Text START

That rumble was no Northridge—the magnitude 6.7 quake that killed 57 people, injured more than 9,000, and dealt the area more than $20 billion in property damage in 1994. But the U.S. Geological Survey says there’s a 99.7 percent chance of a 6.7 or higher quake hitting somewhere on the Pacific coast before someone taking out a 30-year mortgage today has paid it off. In partnership with universities in California, Oregon, and Washington, the USGS has spent 12 years working on ShakeAlert, a network of 860 seismometers that will feed an early warning system comparable to those in other tectonically challenged locales.

The $38 Million Earthquake Alert System Can Buy the West Coast Precious Seconds

The feds spent $38 million to build ShakeAlert and are funding operating expenses of $16 million a year. The system is slated to go online in the next few months. In the meantime, the USGS has been relying on both government agencies and private companies to work out how to give people such as Loor more than 2 extra seconds. “If you know a major quake is coming, you can brace for impact,” says Bob de Groot, who’s heading ShakeAlert development at the USGS. “A lot of people won’t die needlessly.”

Text END
Available data START

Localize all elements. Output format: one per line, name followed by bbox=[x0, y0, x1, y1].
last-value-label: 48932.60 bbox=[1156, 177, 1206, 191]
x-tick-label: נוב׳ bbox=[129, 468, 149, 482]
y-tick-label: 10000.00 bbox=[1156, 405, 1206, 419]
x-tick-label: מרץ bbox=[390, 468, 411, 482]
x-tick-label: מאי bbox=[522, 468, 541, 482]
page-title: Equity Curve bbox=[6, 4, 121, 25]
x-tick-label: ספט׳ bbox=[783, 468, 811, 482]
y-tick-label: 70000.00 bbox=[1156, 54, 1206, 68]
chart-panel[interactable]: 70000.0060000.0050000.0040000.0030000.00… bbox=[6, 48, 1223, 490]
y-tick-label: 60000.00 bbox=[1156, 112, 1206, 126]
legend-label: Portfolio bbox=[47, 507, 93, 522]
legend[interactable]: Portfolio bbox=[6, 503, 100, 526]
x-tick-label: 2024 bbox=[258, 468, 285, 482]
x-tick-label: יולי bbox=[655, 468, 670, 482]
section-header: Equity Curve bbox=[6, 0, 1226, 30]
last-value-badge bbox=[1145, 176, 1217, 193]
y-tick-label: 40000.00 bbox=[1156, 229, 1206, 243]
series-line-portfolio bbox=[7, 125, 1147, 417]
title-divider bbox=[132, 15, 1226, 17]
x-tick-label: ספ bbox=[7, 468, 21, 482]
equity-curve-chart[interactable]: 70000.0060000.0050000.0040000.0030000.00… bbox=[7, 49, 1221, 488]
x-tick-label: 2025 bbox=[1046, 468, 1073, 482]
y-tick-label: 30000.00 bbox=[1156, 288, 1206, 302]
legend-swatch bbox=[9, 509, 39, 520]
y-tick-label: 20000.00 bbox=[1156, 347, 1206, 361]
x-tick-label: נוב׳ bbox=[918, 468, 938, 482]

Available data END

### Activity
Using the ShakeAlert text, decide whether each statement agrees with it: 1. The USGS has been working on ShakeAlert for 12 years. 2. ShakeAlert is already online. 3. ShakeAlert's yearly operating expenses are $38 million. For each, answer yes or no and quote the deciding words of the text.

### Answer below
1. Yes: "the USGS has spent 12 years working on ShakeAlert"
2. No: "The system is slated to go online in the next few months."
3. No: "are funding operating expenses of $16 million a year"